Extracted material
start

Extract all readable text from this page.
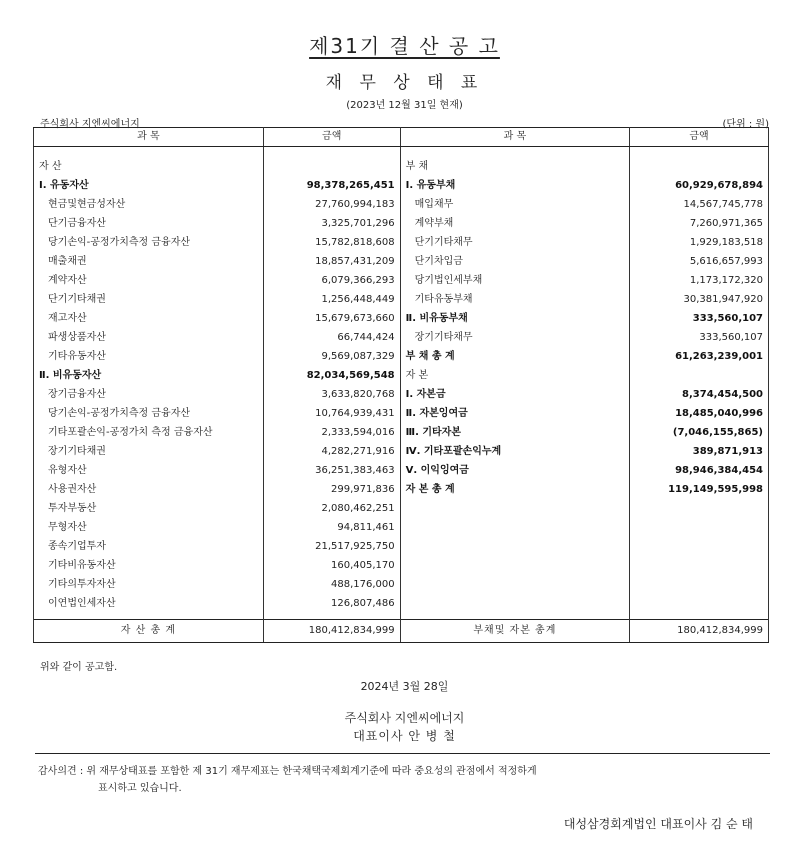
제31기 결 산 공 고
재 무 상 태 표
(2023년 12월 31일 현재)
주식회사 지엔씨에너지	(단위 : 원)
과 목	금액	과 목	금액
자 산		부 채	
Ⅰ. 유동자산	98,378,265,451	Ⅰ. 유동부채	60,929,678,894
현금및현금성자산	27,760,994,183	매입채무	14,567,745,778
단기금융자산	3,325,701,296	계약부채	7,260,971,365
당기손익-공정가치측정 금융자산	15,782,818,608	단기기타채무	1,929,183,518
매출채권	18,857,431,209	단기차입금	5,616,657,993
계약자산	6,079,366,293	당기법인세부채	1,173,172,320
단기기타채권	1,256,448,449	기타유동부채	30,381,947,920
재고자산	15,679,673,660	Ⅱ. 비유동부채	333,560,107
파생상품자산	66,744,424	장기기타채무	333,560,107
기타유동자산	9,569,087,329	부 채 총 계	61,263,239,001
Ⅱ. 비유동자산	82,034,569,548	자 본	
장기금융자산	3,633,820,768	Ⅰ. 자본금	8,374,454,500
당기손익-공정가치측정 금융자산	10,764,939,431	Ⅱ. 자본잉여금	18,485,040,996
기타포괄손익-공정가치 측정 금융자산	2,333,594,016	Ⅲ. 기타자본	(7,046,155,865)
장기기타채권	4,282,271,916	Ⅳ. 기타포괄손익누계	389,871,913
유형자산	36,251,383,463	Ⅴ. 이익잉여금	98,946,384,454
사용권자산	299,971,836	자 본 총 계	119,149,595,998
투자부동산	2,080,462,251		
무형자산	94,811,461		
종속기업투자	21,517,925,750		
기타비유동자산	160,405,170		
기타의투자자산	488,176,000		
이연법인세자산	126,807,486		
자 산 총 계	180,412,834,999	부채및 자본 총계	180,412,834,999
위와 같이 공고함.
2024년 3월 28일
주식회사 지엔씨에너지
대표이사 안 병 철
감사의견 : 위 재무상태표를 포함한 제 31기 재무제표는 한국채택국제회계기준에 따라 중요성의 관점에서 적정하게
표시하고 있습니다.
대성삼경회계법인 대표이사 김 순 태
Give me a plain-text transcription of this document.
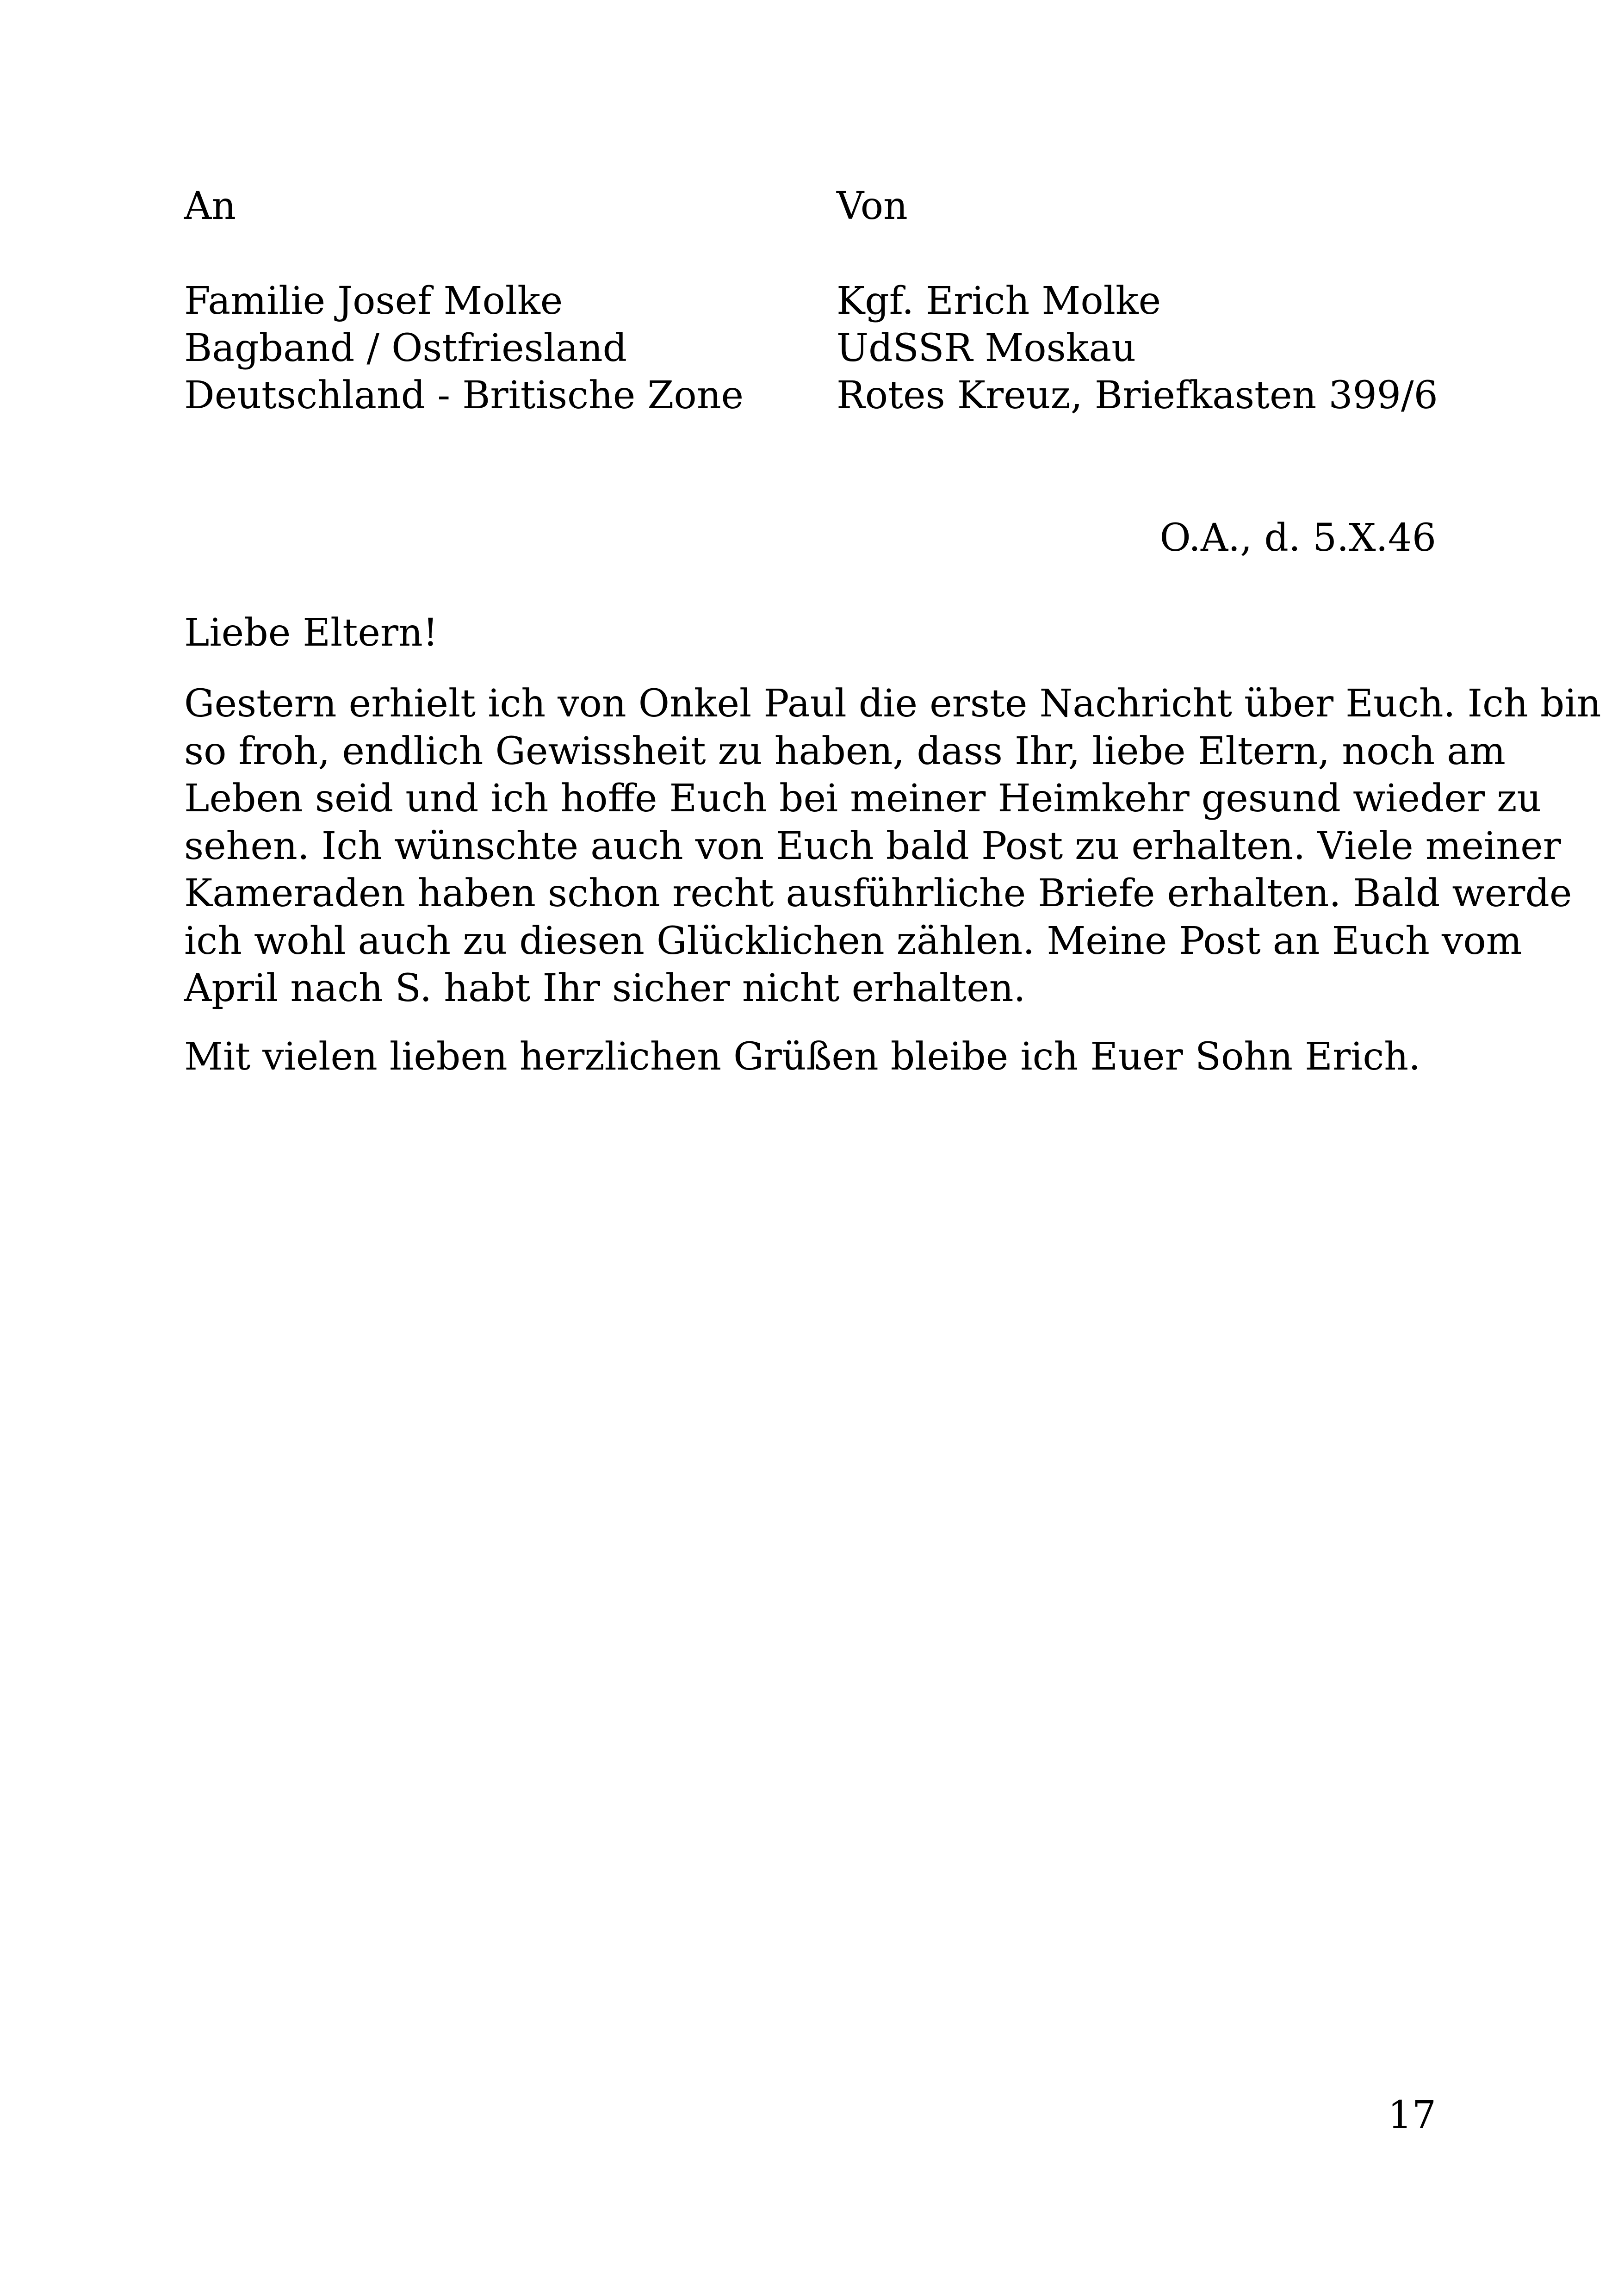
An	Von
Familie Josef Molke
Bagband / Ostfriesland
Deutschland - Britische Zone
Kgf. Erich Molke
UdSSR Moskau
Rotes Kreuz, Briefkasten 399/6
O.A., d. 5.X.46
Liebe Eltern!
Gestern erhielt ich von Onkel Paul die erste Nachricht über Euch. Ich bin
so froh, endlich Gewissheit zu haben, dass Ihr, liebe Eltern, noch am
Leben seid und ich hoffe Euch bei meiner Heimkehr gesund wieder zu
sehen. Ich wünschte auch von Euch bald Post zu erhalten. Viele meiner
Kameraden haben schon recht ausführliche Briefe erhalten. Bald werde
ich wohl auch zu diesen Glücklichen zählen. Meine Post an Euch vom
April nach S. habt Ihr sicher nicht erhalten.
Mit vielen lieben herzlichen Grüßen bleibe ich Euer Sohn Erich.
17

end

Above are several records. Count the lines among them that contain "Erich" and give only the total.

Exercise response
2